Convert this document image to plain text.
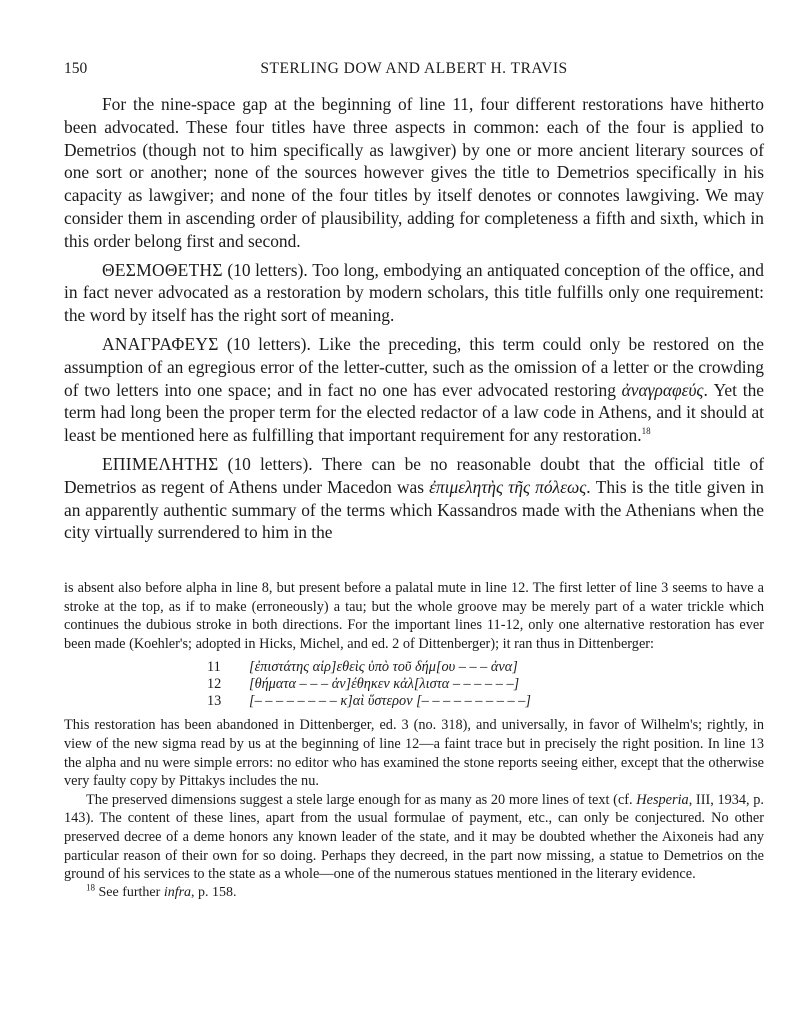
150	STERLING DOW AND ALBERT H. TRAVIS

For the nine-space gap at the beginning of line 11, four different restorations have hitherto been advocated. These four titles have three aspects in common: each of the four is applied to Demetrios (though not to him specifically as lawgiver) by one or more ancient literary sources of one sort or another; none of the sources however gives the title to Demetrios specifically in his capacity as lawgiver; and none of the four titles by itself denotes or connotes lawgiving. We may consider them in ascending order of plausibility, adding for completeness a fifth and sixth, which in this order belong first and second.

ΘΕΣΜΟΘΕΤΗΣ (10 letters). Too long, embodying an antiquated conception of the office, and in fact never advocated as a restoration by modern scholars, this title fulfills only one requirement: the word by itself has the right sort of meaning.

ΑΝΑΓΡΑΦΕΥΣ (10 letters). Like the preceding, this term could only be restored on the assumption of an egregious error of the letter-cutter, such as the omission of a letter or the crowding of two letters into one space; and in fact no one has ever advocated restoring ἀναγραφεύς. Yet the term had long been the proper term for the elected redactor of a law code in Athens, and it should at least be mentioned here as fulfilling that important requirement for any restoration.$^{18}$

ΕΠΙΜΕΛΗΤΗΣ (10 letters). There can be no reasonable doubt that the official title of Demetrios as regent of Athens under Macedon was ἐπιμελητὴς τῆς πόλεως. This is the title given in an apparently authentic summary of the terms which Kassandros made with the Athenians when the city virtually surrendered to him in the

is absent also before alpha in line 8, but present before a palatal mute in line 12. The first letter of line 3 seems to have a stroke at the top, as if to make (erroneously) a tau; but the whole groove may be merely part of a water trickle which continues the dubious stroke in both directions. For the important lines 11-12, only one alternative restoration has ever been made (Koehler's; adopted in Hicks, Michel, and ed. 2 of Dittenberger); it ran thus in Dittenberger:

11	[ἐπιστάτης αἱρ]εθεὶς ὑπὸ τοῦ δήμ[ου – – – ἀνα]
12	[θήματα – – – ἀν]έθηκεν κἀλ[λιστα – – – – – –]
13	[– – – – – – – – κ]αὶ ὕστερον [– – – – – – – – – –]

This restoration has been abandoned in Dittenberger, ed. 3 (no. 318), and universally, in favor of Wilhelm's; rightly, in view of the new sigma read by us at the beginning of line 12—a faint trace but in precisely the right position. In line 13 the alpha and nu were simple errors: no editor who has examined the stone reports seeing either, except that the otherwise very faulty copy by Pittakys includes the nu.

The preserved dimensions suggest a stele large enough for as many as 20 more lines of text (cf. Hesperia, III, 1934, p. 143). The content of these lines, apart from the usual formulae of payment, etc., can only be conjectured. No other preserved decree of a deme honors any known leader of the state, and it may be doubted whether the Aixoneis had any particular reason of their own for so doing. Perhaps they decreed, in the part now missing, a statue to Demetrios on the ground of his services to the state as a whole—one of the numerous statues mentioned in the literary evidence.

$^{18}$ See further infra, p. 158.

===============

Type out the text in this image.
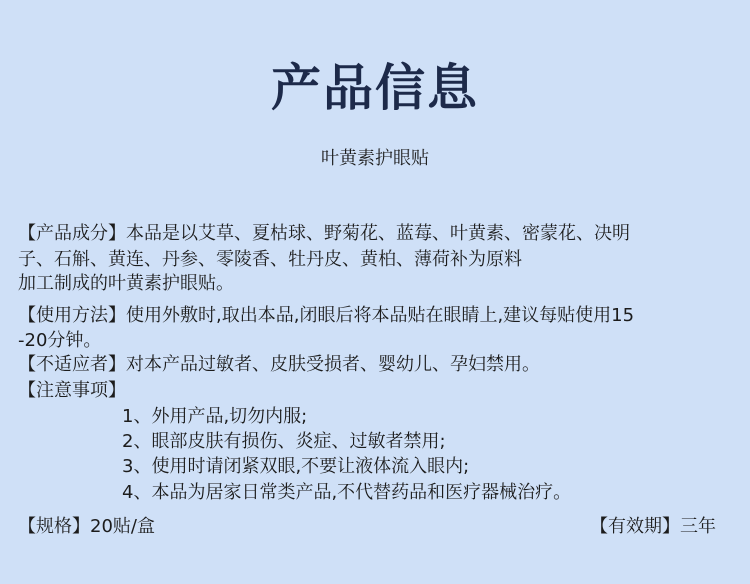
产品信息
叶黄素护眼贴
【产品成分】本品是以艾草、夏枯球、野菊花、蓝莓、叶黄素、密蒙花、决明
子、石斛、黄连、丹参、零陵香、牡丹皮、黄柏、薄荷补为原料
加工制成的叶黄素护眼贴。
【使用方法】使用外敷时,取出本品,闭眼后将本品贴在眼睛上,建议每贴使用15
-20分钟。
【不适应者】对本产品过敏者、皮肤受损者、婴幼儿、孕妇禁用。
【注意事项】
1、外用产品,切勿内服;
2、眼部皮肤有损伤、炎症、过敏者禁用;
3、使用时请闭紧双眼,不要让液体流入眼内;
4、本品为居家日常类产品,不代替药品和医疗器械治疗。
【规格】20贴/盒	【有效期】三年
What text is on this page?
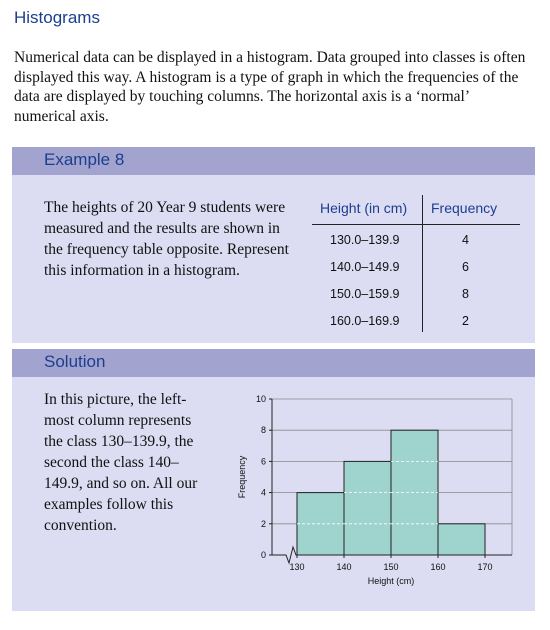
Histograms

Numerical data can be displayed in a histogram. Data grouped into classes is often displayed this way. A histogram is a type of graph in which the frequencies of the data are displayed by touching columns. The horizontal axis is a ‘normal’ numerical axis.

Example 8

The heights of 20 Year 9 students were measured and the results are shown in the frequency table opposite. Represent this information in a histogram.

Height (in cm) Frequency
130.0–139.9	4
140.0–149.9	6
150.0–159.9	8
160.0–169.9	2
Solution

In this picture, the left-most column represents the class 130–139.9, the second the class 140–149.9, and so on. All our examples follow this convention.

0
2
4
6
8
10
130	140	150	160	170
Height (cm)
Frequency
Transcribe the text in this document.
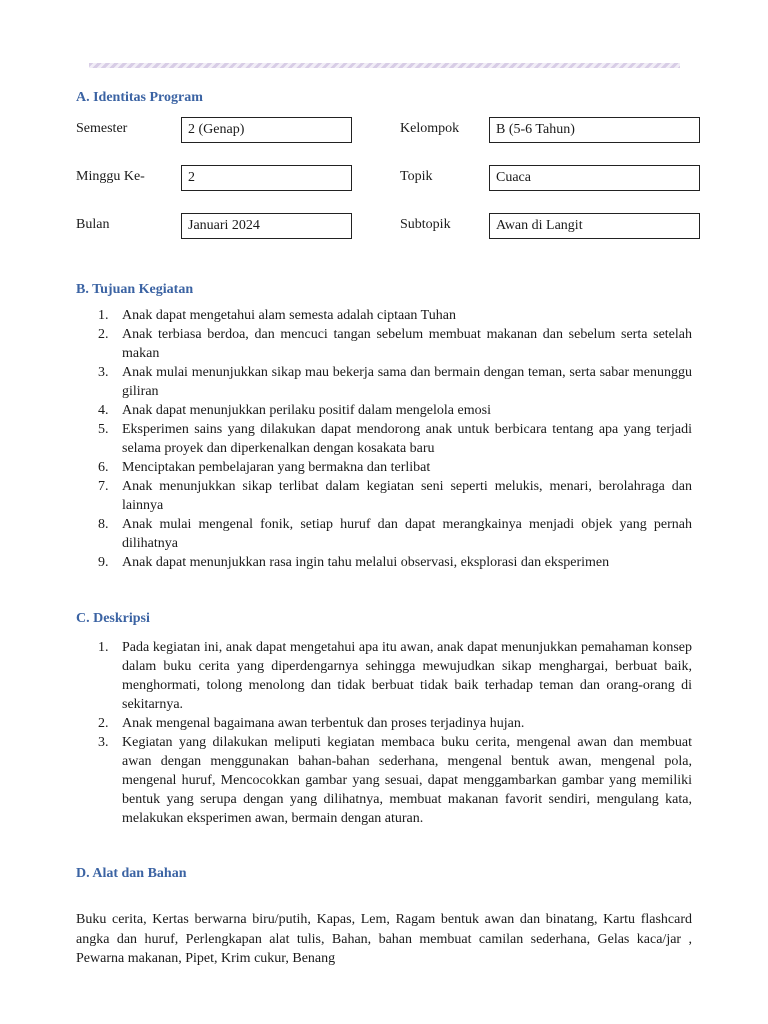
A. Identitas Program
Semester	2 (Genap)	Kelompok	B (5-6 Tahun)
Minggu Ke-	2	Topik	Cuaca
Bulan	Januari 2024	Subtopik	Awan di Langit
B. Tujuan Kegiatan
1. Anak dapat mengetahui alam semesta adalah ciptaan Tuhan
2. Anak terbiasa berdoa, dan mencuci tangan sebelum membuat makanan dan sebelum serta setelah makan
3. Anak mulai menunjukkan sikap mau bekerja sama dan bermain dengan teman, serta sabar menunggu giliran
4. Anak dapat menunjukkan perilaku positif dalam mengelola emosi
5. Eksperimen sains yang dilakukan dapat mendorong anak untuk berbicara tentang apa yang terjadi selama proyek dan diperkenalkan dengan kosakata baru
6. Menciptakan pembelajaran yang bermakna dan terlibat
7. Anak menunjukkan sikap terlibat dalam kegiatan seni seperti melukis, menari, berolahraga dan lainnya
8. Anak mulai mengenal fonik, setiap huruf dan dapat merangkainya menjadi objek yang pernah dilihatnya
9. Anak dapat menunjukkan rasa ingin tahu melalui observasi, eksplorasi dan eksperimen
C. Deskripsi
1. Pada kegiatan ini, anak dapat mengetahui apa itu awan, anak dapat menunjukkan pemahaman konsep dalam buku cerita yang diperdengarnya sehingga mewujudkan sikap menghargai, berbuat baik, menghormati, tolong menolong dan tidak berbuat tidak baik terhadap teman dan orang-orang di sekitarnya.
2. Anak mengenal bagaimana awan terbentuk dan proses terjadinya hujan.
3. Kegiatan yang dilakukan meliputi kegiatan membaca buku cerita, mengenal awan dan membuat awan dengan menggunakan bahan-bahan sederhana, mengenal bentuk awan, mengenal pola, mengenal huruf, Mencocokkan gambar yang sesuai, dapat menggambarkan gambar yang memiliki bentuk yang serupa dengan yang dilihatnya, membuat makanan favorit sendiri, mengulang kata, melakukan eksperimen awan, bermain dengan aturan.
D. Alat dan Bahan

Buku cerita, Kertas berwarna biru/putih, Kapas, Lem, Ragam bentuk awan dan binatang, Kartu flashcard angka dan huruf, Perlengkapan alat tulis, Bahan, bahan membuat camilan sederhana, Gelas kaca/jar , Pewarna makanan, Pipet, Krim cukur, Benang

===============

■ Prompt: Copy all the lines above that hold the string "image".

■ Complete output:
Convert this document image to plain text.
Type out the text in this image.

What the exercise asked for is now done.